Only lines holding the word "chittagongeducationboard" should be copied from the material.

### Input material
⁂
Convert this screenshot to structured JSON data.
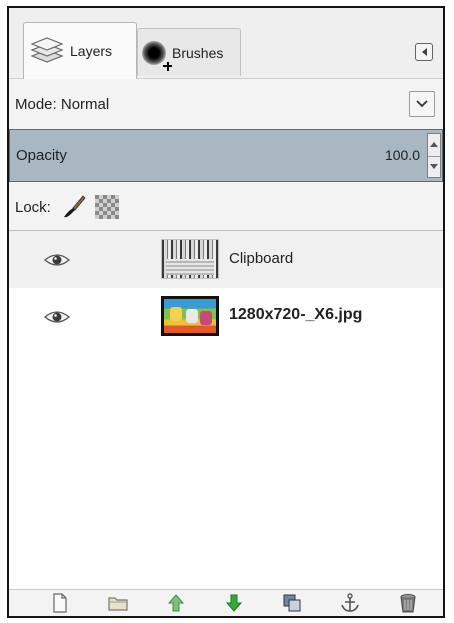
{
  "tabs": [
    {
      "label": "Layers",
      "icon": "layers-icon",
      "active": true
    },
    {
      "label": "Brushes",
      "icon": "brush-icon",
      "active": false
    }
  ],
  "mode": {
    "label": "Mode:",
    "value": "Normal"
  },
  "opacity": {
    "label": "Opacity",
    "value": "100.0"
  },
  "lock": {
    "label": "Lock:"
  },
  "layers": [
    {
      "name": "Clipboard",
      "visible": true,
      "bold": false
    },
    {
      "name": "1280x720-_X6.jpg",
      "visible": true,
      "bold": true
    }
  ],
  "colors": {
    "opacity_bar": "#a9b7c3",
    "move_up_arrow": "#7fbf7f",
    "move_down_arrow": "#33aa33"
  },
  "bottom_icons": [
    "new-layer-icon",
    "new-layer-group-icon",
    "raise-layer-icon",
    "lower-layer-icon",
    "duplicate-layer-icon",
    "anchor-layer-icon",
    "delete-layer-icon"
  ]
}
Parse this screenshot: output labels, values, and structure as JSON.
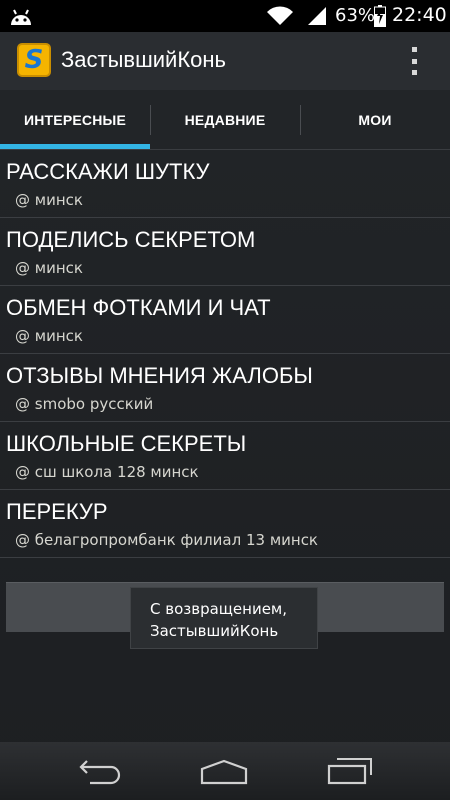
{
  "status_bar": {
    "battery_percent": "63%",
    "time": "22:40",
    "icons": [
      "android-icon",
      "wifi-icon",
      "signal-icon",
      "battery-charging-icon"
    ]
  },
  "action_bar": {
    "logo_letter": "S",
    "title": "ЗастывшийКонь",
    "overflow_icon": "overflow-menu-icon"
  },
  "tabs": [
    {
      "label": "ИНТЕРЕСНЫЕ",
      "active": true
    },
    {
      "label": "НЕДАВНИЕ",
      "active": false
    },
    {
      "label": "МОИ",
      "active": false
    }
  ],
  "topics": [
    {
      "title": "РАССКАЖИ ШУТКУ",
      "location": "@ минск"
    },
    {
      "title": "ПОДЕЛИСЬ СЕКРЕТОМ",
      "location": "@ минск"
    },
    {
      "title": "ОБМЕН ФОТКАМИ И ЧАТ",
      "location": "@ минск"
    },
    {
      "title": "ОТЗЫВЫ МНЕНИЯ ЖАЛОБЫ",
      "location": "@ smobo русский"
    },
    {
      "title": "ШКОЛЬНЫЕ СЕКРЕТЫ",
      "location": "@ сш школа 128 минск"
    },
    {
      "title": "ПЕРЕКУР",
      "location": "@ белагропромбанк филиал 13 минск"
    }
  ],
  "toast": {
    "line1": "С возвращением,",
    "line2": "ЗастывшийКонь"
  },
  "colors": {
    "accent": "#33b5e5",
    "logo_bg": "#f5b400",
    "logo_letter": "#1976d2"
  },
  "nav_bar": {
    "icons": [
      "back-icon",
      "home-icon",
      "recents-icon"
    ]
  }
}
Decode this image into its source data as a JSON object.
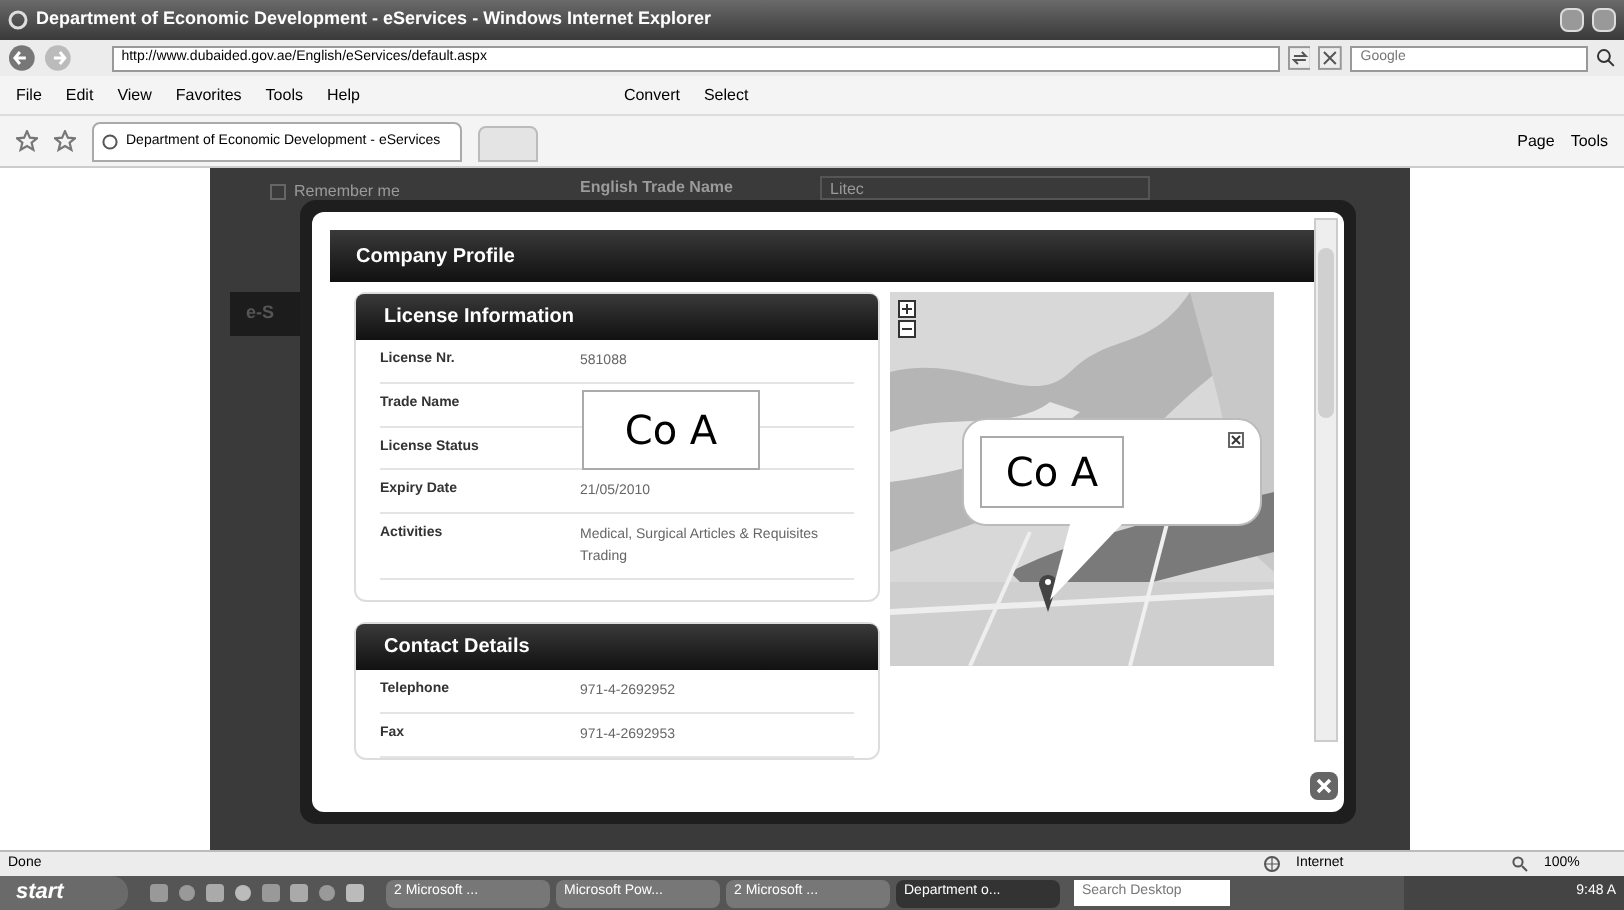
{
  "window": {
    "title": "Department of Economic Development - eServices - Windows Internet Explorer"
  },
  "address_bar": {
    "url": "http://www.dubaided.gov.ae/English/eServices/default.aspx",
    "search_placeholder": "Google"
  },
  "menu": [
    "File",
    "Edit",
    "View",
    "Favorites",
    "Tools",
    "Help"
  ],
  "toolbar": [
    "Convert",
    "Select"
  ],
  "tab": {
    "title": "Department of Economic Development - eServices"
  },
  "command_bar": [
    "Page",
    "Tools"
  ],
  "background_page": {
    "remember_me": {
      "label": "Remember me",
      "checked": false
    },
    "field_label": "English Trade Name",
    "field_value": "Litec",
    "tab_label": "e-S"
  },
  "modal": {
    "title": "Company Profile",
    "license": {
      "title": "License Information",
      "redaction": "Co A",
      "rows": [
        {
          "label": "License Nr.",
          "value": "581088"
        },
        {
          "label": "Trade Name",
          "value": ""
        },
        {
          "label": "License Status",
          "value": ""
        },
        {
          "label": "Expiry Date",
          "value": "21/05/2010"
        },
        {
          "label": "Activities",
          "value": "Medical, Surgical Articles & Requisites Trading"
        }
      ]
    },
    "map": {
      "kind": "picture",
      "callout": "Co A"
    },
    "contact": {
      "title": "Contact Details",
      "rows": [
        {
          "label": "Telephone",
          "value": "971-4-2692952"
        },
        {
          "label": "Fax",
          "value": "971-4-2692953"
        }
      ]
    }
  },
  "status_bar": {
    "text": "Done",
    "zone": "Internet",
    "zoom": "100%"
  },
  "taskbar": {
    "start": "start",
    "tasks": [
      {
        "label": "2 Microsoft ...",
        "selected": false
      },
      {
        "label": "Microsoft Pow...",
        "selected": false
      },
      {
        "label": "2 Microsoft ...",
        "selected": false
      },
      {
        "label": "Department o...",
        "selected": true
      }
    ],
    "search_placeholder": "Search Desktop",
    "clock": "9:48 A"
  }
}
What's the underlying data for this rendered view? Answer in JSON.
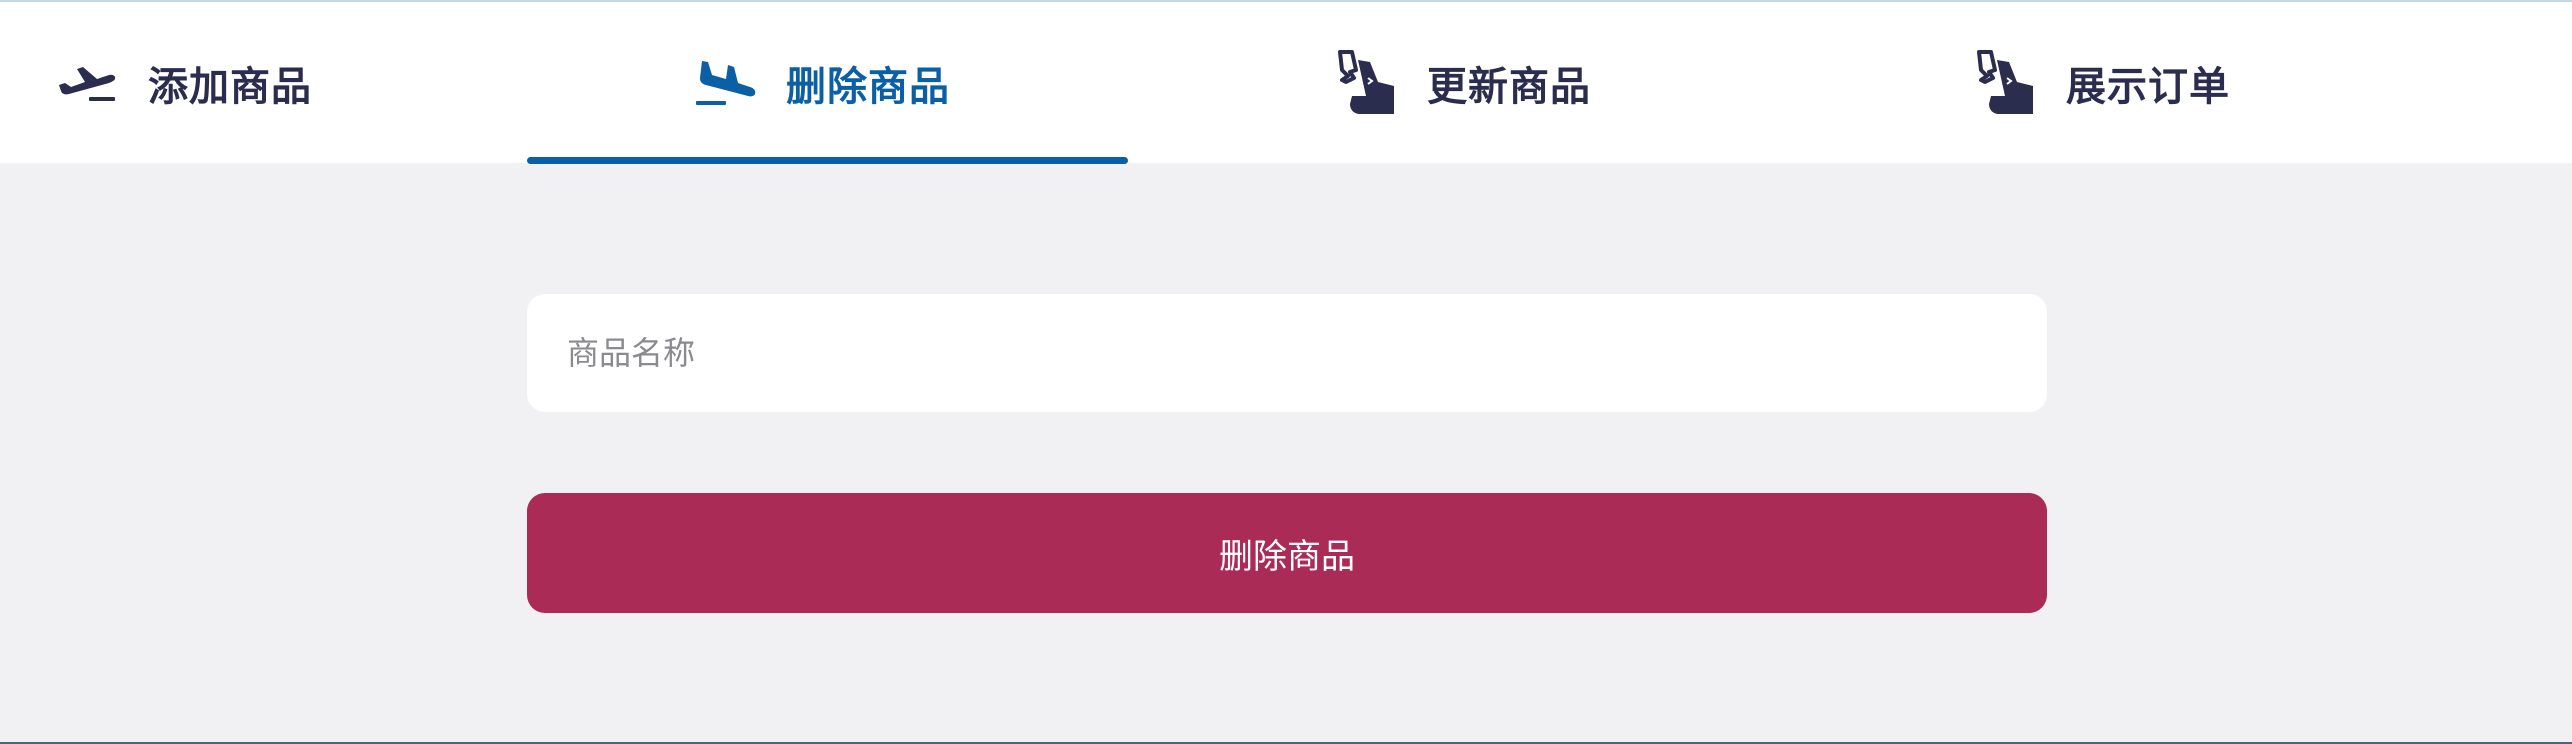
{
  "tabs": [
    {
      "label": "添加商品",
      "icon": "airplane-takeoff-icon",
      "active": false
    },
    {
      "label": "删除商品",
      "icon": "airplane-landing-icon",
      "active": true
    },
    {
      "label": "更新商品",
      "icon": "seat-icon",
      "active": false
    },
    {
      "label": "展示订单",
      "icon": "seat-icon",
      "active": false
    }
  ],
  "form": {
    "name_placeholder": "商品名称",
    "name_value": "",
    "submit_label": "删除商品"
  },
  "colors": {
    "active_tab": "#0b5fa5",
    "tab_text": "#2b2d4f",
    "button_bg": "#ab2b57",
    "page_bg": "#f1f1f3"
  }
}
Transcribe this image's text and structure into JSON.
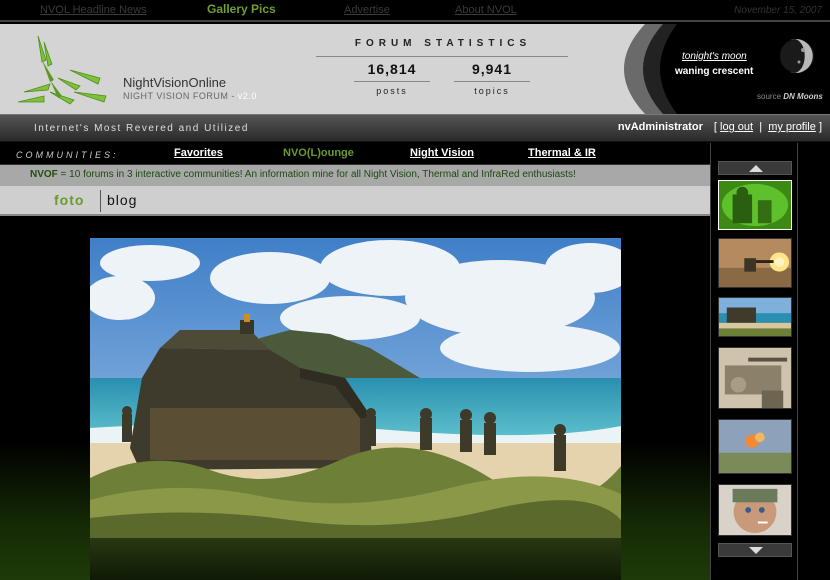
{
  "topnav": {
    "links": [
      {
        "label": "NVOL Headline News"
      },
      {
        "label": "Gallery Pics"
      },
      {
        "label": "Advertise"
      },
      {
        "label": "About NVOL"
      }
    ],
    "date": "November 15, 2007"
  },
  "brand": {
    "name": "NightVisionOnline",
    "subtitle": "NIGHT VISION FORUM",
    "version_sep": " - ",
    "version": "v2.0"
  },
  "stats": {
    "title": "FORUM STATISTICS",
    "posts_value": "16,814",
    "posts_label": "posts",
    "topics_value": "9,941",
    "topics_label": "topics"
  },
  "moon": {
    "label": "tonight's moon",
    "phase": "waning crescent",
    "source_prefix": "source",
    "source_name": "DN Moons"
  },
  "tagline": "Internet's Most Revered and Utilized",
  "user": {
    "name": "nvAdministrator",
    "open_bracket": "[",
    "logout": "log out",
    "pipe": "|",
    "profile": "my profile",
    "close_bracket": "]"
  },
  "communities": {
    "label": "COMMUNITIES:",
    "items": [
      {
        "label": "Favorites"
      },
      {
        "label": "NVO(L)ounge"
      },
      {
        "label": "Night Vision"
      },
      {
        "label": "Thermal & IR"
      }
    ]
  },
  "info": {
    "brand": "NVOF",
    "text": " = 10 forums in 3 interactive communities! An information mine for all Night Vision, Thermal and InfraRed enthusiasts!"
  },
  "section": {
    "foto": "foto",
    "blog": "blog"
  },
  "colors": {
    "accent_green": "#6a9a30",
    "header_gray": "#d4d4d4",
    "info_bar": "#a8a8a8"
  }
}
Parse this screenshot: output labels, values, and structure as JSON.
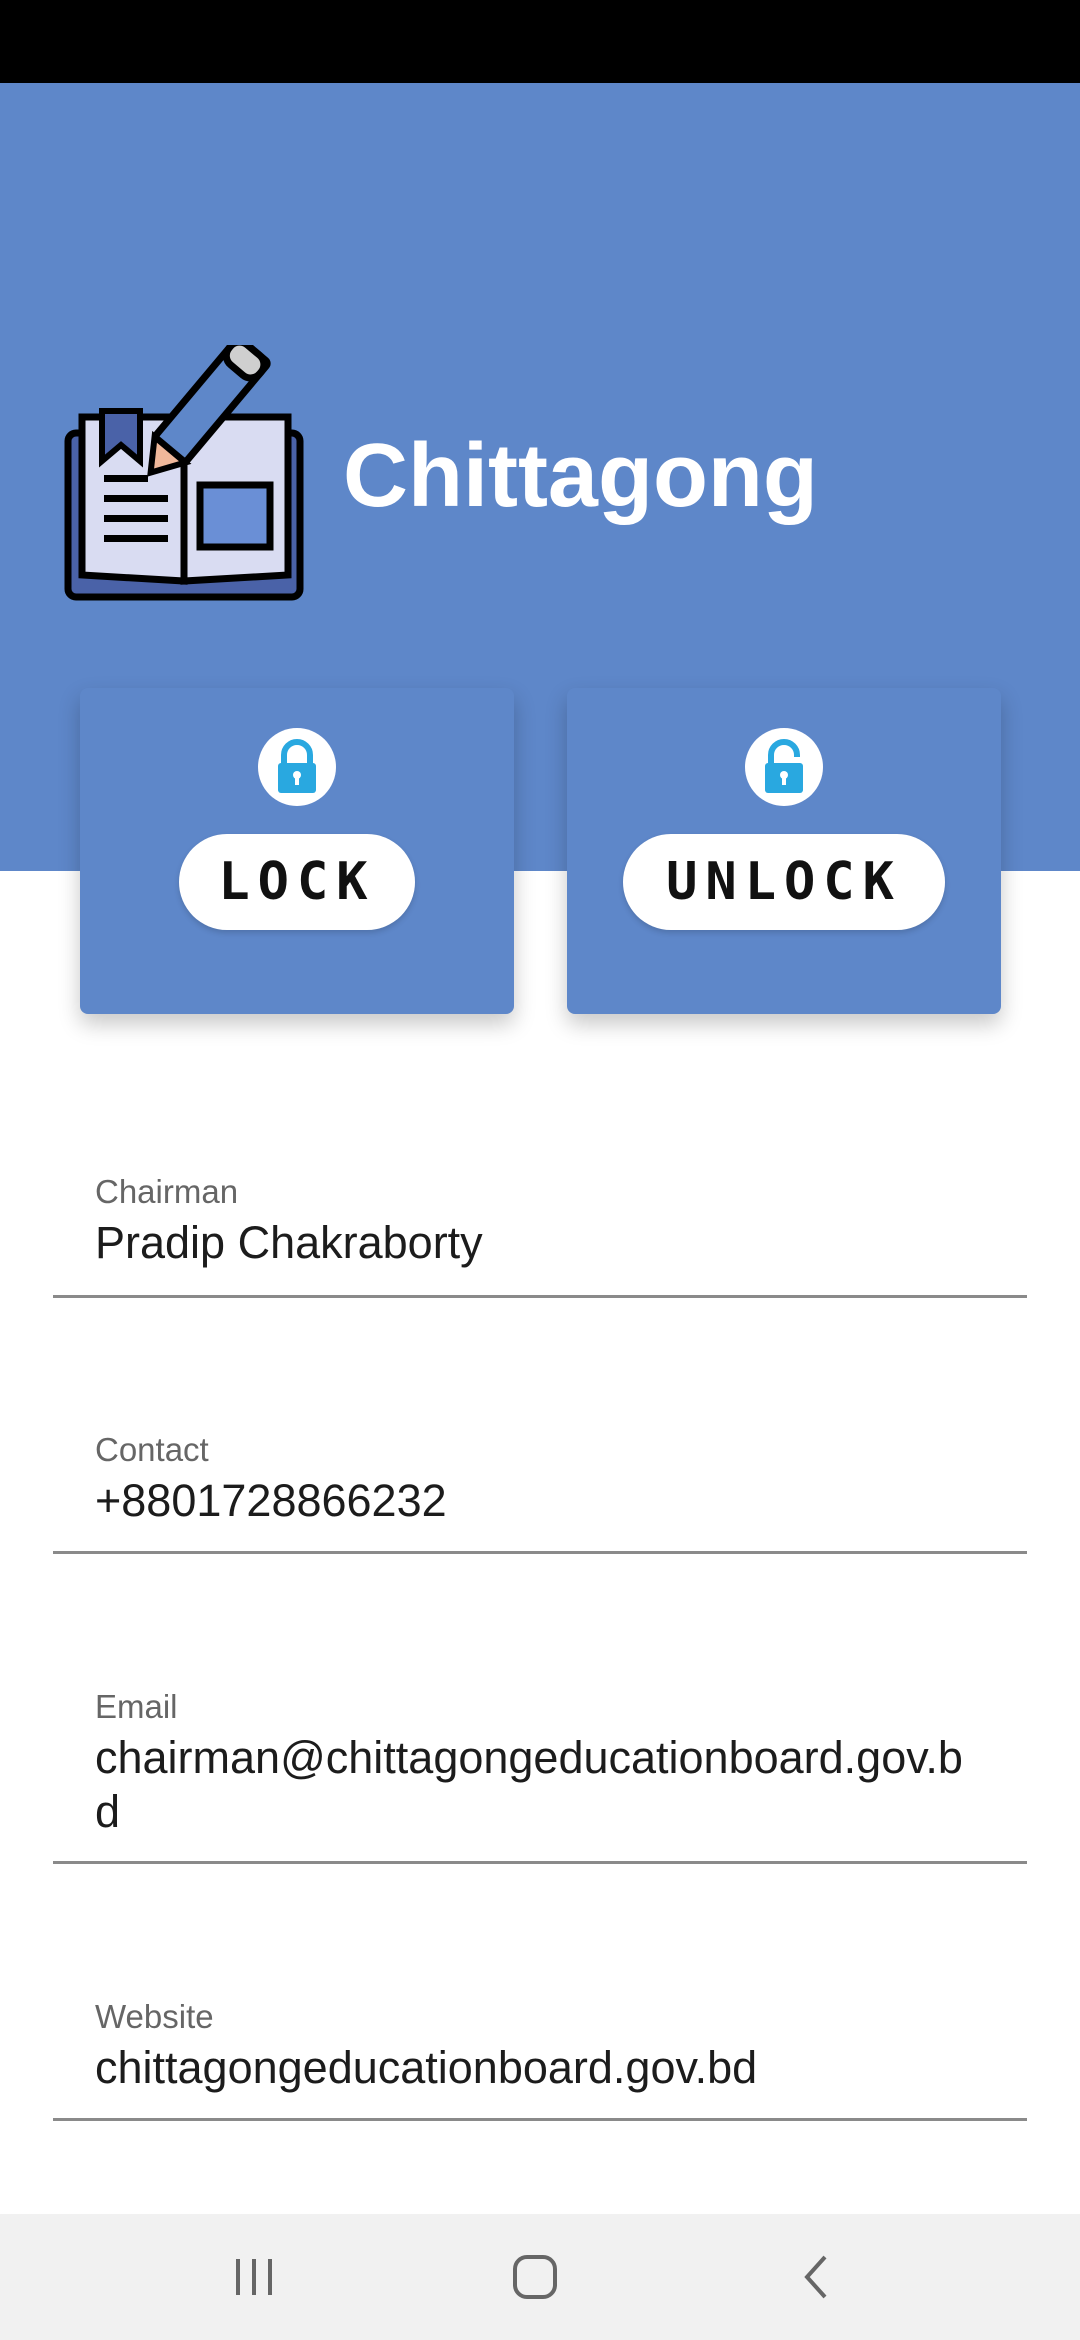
{
  "header": {
    "title": "Chittagong",
    "background_color": "#5e87c9",
    "logo_icon": "book-with-pencil-icon"
  },
  "actions": {
    "lock": {
      "label": "LOCK",
      "icon": "locked-padlock-icon"
    },
    "unlock": {
      "label": "UNLOCK",
      "icon": "unlocked-padlock-icon"
    },
    "icon_color": "#29a8e0"
  },
  "details": [
    {
      "label": "Chairman",
      "value": "Pradip Chakraborty"
    },
    {
      "label": "Contact",
      "value": "+8801728866232"
    },
    {
      "label": "Email",
      "value": "chairman@chittagongeducationboard.gov.bd"
    },
    {
      "label": "Website",
      "value": "chittagongeducationboard.gov.bd"
    }
  ],
  "navigation": {
    "recents": "recent-apps-icon",
    "home": "home-icon",
    "back": "back-icon"
  }
}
⁂
### Final result
      "value": "chairman@chittagongeducationboard.gov.bd"
      "value": "chittagongeducationboard.gov.bd"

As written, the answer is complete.